Written task:
All entries are to be given again verbatim.

Input:
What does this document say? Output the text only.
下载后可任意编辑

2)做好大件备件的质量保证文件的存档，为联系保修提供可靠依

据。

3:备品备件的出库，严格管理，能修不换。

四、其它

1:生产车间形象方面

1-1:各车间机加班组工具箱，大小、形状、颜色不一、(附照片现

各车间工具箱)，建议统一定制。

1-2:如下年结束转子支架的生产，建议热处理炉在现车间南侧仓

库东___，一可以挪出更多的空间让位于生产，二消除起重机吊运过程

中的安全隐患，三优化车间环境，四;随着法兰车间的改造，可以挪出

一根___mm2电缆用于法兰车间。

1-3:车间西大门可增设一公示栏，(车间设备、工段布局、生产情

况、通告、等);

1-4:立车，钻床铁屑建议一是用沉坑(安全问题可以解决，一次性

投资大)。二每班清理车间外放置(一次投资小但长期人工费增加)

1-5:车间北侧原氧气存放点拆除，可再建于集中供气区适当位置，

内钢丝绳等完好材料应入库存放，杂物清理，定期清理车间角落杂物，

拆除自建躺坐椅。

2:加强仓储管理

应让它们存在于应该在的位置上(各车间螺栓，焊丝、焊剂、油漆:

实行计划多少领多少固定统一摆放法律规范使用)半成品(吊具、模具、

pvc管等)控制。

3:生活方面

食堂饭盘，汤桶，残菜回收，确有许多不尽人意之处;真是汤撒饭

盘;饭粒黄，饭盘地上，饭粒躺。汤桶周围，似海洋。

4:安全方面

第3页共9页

Finished exercise:
What does this document say? Output the text only.
下载后可任意编辑

2)做好大件备件的质量保证文件的存档，为联系保修提供可靠依

据。

3:备品备件的出库，严格管理，能修不换。

四、其它

1:生产车间形象方面

1-1:各车间机加班组工具箱，大小、形状、颜色不一、(附照片现

各车间工具箱)，建议统一定制。

1-2:如下年结束转子支架的生产，建议热处理炉在现车间南侧仓

库东___，一可以挪出更多的空间让位于生产，二消除起重机吊运过程

中的安全隐患，三优化车间环境，四;随着法兰车间的改造，可以挪出

一根___mm2电缆用于法兰车间。

1-3:车间西大门可增设一公示栏，(车间设备、工段布局、生产情

况、通告、等);

1-4:立车，钻床铁屑建议一是用沉坑(安全问题可以解决，一次性

投资大)。二每班清理车间外放置(一次投资小但长期人工费增加)

1-5:车间北侧原氧气存放点拆除，可再建于集中供气区适当位置，

内钢丝绳等完好材料应入库存放，杂物清理，定期清理车间角落杂物，

拆除自建躺坐椅。

2:加强仓储管理

应让它们存在于应该在的位置上(各车间螺栓，焊丝、焊剂、油漆:

实行计划多少领多少固定统一摆放法律规范使用)半成品(吊具、模具、

pvc管等)控制。

3:生活方面

食堂饭盘，汤桶，残菜回收，确有许多不尽人意之处;真是汤撒饭

盘;饭粒黄，饭盘地上，饭粒躺。汤桶周围，似海洋。

4:安全方面

第3页共9页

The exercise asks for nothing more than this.